## Set problem
Reproduce verbatim every line from the first one down to and including the line containing "apply-scene-button[interactable] <box>1194 128".

## Available data
** Begin **
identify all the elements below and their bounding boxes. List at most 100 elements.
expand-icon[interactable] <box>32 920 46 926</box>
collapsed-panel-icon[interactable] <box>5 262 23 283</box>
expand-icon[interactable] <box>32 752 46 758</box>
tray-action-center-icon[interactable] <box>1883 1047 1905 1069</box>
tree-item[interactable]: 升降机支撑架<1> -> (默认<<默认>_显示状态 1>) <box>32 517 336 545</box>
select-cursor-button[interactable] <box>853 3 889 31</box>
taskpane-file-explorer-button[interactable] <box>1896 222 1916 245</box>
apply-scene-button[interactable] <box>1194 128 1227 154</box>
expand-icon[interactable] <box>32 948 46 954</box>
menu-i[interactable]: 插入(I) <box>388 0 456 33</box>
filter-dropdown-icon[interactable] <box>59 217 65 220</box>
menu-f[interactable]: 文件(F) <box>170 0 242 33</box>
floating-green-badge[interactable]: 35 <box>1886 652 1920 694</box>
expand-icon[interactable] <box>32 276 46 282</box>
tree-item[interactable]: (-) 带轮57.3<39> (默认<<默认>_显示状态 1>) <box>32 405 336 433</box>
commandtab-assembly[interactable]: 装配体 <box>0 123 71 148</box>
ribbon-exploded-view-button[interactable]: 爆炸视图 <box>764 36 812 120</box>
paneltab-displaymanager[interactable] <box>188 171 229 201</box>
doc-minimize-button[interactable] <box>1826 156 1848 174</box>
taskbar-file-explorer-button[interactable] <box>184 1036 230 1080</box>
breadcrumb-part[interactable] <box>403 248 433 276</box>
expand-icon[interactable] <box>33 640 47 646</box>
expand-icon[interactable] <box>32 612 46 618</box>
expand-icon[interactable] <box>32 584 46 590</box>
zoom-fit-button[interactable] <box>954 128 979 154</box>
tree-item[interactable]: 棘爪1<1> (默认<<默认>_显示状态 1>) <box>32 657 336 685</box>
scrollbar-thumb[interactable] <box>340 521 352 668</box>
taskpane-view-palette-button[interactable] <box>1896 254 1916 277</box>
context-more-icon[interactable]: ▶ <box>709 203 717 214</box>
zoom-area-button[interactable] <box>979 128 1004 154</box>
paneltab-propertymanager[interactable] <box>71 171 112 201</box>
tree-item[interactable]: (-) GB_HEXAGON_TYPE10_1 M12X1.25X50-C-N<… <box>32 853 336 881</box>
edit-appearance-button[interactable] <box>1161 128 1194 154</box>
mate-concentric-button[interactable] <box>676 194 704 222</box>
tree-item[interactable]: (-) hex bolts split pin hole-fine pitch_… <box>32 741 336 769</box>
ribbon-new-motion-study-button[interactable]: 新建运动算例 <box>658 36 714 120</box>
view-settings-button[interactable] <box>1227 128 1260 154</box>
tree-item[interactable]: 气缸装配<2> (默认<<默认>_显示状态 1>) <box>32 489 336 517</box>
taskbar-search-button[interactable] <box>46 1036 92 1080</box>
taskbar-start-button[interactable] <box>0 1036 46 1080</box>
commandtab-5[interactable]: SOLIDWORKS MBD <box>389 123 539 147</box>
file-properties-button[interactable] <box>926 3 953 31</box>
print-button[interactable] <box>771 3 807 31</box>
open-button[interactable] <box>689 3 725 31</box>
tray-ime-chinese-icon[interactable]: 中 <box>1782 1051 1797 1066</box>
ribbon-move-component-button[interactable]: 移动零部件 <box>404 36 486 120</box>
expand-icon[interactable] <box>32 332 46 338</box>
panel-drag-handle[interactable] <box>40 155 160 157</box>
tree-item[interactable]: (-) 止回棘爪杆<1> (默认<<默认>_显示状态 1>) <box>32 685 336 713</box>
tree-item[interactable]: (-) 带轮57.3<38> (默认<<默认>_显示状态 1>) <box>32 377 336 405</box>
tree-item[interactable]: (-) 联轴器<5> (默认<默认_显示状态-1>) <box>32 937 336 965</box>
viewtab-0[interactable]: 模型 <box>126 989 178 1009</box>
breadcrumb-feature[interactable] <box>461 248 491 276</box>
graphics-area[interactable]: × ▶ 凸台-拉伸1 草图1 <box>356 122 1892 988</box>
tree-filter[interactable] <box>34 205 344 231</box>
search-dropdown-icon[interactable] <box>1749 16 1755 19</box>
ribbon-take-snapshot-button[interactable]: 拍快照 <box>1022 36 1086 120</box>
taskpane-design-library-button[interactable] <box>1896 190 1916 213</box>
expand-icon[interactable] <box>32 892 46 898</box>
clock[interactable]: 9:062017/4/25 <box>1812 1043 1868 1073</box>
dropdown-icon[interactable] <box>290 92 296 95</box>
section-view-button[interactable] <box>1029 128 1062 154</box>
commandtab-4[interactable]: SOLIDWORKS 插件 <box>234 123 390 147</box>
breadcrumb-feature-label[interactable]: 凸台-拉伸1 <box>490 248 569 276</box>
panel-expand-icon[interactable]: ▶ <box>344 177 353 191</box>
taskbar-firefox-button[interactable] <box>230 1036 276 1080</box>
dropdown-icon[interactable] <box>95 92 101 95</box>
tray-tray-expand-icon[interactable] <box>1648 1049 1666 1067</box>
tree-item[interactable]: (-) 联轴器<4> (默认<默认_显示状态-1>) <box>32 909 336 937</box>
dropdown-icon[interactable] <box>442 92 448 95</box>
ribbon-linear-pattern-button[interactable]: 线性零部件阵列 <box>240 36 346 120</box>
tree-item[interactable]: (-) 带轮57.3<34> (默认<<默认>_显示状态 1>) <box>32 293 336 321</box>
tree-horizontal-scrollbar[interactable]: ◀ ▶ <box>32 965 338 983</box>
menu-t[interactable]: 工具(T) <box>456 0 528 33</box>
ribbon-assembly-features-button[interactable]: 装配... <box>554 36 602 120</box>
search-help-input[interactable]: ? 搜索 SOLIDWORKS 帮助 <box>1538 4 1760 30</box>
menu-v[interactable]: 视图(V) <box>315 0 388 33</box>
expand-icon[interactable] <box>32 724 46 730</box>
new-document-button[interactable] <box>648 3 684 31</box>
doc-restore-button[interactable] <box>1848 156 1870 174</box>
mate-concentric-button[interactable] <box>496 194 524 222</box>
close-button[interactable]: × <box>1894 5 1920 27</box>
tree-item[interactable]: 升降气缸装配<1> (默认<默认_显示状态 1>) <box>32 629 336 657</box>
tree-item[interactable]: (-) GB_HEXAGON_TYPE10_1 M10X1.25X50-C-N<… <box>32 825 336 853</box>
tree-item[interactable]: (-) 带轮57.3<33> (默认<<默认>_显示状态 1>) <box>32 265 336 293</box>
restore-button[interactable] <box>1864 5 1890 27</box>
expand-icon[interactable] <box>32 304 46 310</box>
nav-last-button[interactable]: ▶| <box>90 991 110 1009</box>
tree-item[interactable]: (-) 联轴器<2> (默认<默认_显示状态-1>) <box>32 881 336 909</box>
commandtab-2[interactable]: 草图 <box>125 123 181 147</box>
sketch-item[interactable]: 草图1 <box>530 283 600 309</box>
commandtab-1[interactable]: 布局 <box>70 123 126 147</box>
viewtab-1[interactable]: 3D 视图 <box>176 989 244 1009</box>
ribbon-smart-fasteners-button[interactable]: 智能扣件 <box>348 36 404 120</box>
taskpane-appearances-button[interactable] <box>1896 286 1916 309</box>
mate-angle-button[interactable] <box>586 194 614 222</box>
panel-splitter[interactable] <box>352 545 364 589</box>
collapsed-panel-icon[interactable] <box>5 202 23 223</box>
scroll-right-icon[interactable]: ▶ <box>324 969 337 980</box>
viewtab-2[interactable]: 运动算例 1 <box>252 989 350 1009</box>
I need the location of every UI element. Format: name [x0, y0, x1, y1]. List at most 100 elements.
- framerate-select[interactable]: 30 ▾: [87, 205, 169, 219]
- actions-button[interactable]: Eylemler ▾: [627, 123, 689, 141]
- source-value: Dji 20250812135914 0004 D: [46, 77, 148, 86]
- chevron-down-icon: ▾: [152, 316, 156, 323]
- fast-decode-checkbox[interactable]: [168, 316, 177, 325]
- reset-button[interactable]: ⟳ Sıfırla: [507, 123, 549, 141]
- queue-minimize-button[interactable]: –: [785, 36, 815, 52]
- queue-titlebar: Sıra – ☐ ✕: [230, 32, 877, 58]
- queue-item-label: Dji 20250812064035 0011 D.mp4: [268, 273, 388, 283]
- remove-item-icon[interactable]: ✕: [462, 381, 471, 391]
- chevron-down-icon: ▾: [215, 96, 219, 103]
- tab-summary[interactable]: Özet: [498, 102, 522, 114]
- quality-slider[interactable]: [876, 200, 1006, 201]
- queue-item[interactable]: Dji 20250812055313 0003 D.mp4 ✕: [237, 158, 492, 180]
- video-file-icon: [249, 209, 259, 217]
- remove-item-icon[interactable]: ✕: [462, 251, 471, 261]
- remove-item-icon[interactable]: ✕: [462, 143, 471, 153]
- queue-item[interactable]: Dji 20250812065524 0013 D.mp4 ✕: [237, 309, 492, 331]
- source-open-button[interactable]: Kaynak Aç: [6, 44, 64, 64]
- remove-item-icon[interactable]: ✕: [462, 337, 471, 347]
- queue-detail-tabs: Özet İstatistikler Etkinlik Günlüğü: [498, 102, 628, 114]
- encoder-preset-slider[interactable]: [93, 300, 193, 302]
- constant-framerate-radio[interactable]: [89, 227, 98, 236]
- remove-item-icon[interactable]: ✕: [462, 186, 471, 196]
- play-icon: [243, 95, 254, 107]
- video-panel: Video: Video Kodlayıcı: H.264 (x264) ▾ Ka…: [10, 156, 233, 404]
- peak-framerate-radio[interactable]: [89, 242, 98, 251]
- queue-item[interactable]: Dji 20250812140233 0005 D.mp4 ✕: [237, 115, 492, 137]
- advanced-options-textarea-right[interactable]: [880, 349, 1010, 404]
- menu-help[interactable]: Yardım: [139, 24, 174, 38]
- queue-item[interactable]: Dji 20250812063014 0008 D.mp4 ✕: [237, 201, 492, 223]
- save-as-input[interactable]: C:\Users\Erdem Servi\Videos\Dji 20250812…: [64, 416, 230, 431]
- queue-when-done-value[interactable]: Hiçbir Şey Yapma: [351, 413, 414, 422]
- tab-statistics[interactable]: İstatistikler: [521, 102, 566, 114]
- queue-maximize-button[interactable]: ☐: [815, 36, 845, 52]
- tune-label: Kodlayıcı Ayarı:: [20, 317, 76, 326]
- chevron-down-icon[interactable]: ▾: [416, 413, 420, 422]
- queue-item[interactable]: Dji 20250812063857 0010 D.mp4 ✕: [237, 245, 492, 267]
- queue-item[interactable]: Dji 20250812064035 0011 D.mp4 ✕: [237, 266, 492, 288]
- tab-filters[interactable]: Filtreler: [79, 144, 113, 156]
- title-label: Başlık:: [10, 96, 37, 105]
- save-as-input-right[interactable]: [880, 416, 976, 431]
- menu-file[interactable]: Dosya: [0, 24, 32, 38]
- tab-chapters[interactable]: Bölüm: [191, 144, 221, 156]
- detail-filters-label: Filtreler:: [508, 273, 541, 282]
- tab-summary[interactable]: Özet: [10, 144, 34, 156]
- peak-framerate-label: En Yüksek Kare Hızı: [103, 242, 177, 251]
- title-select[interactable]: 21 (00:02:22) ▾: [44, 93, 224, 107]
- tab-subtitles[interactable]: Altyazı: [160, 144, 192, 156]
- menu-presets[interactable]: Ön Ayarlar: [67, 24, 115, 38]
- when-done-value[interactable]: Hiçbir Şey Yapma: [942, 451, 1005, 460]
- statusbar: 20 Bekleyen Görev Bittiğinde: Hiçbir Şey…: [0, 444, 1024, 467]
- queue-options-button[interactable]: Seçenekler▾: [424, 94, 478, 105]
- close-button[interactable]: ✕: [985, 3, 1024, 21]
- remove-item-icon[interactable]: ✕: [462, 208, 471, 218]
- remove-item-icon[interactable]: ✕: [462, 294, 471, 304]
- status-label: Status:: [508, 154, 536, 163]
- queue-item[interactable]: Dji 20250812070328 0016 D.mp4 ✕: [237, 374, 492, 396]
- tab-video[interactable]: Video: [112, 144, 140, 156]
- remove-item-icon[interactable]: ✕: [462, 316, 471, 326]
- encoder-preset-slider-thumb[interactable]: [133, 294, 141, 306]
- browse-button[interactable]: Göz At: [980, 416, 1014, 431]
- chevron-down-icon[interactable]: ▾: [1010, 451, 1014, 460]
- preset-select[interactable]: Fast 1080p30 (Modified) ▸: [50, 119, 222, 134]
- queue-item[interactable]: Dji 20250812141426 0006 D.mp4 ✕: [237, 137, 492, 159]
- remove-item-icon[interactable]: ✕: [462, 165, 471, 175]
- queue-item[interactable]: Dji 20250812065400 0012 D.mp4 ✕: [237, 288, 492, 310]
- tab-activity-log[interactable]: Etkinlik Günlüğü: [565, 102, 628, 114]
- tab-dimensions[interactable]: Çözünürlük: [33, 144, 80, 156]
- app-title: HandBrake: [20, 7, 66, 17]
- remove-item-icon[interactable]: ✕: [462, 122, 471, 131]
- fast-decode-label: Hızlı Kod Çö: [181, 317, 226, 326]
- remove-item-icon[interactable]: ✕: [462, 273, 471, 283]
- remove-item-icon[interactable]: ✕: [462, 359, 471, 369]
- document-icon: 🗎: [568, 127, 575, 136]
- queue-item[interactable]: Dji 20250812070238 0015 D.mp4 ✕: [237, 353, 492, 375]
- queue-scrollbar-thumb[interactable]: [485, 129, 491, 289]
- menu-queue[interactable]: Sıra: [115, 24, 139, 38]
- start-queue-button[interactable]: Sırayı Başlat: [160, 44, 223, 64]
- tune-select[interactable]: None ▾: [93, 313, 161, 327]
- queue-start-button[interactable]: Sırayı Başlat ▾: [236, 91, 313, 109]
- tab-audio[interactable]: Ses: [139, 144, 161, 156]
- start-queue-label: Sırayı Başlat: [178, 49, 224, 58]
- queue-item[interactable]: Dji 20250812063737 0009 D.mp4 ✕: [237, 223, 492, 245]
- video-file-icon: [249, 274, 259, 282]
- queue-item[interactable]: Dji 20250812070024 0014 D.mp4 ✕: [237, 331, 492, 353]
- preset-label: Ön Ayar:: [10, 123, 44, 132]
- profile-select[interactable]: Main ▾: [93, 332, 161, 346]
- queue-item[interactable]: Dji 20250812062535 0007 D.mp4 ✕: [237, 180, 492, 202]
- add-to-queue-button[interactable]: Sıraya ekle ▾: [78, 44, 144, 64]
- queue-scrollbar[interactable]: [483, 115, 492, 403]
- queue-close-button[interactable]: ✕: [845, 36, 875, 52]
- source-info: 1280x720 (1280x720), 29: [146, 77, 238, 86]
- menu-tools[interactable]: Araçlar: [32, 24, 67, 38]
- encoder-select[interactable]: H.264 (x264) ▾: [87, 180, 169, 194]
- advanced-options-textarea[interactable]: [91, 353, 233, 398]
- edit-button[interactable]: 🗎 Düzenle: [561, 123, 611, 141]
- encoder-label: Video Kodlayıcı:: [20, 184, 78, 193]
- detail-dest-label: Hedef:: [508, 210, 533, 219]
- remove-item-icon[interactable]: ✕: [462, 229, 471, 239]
** End **
## Solution
identify all the elements below and their bounding boxes. List at most 100 elements.
expand-icon[interactable] <box>32 920 46 926</box>
collapsed-panel-icon[interactable] <box>5 262 23 283</box>
expand-icon[interactable] <box>32 752 46 758</box>
tray-action-center-icon[interactable] <box>1883 1047 1905 1069</box>
tree-item[interactable]: 升降机支撑架<1> -> (默认<<默认>_显示状态 1>) <box>32 517 336 545</box>
select-cursor-button[interactable] <box>853 3 889 31</box>
taskpane-file-explorer-button[interactable] <box>1896 222 1916 245</box>
apply-scene-button[interactable] <box>1194 128 1227 154</box>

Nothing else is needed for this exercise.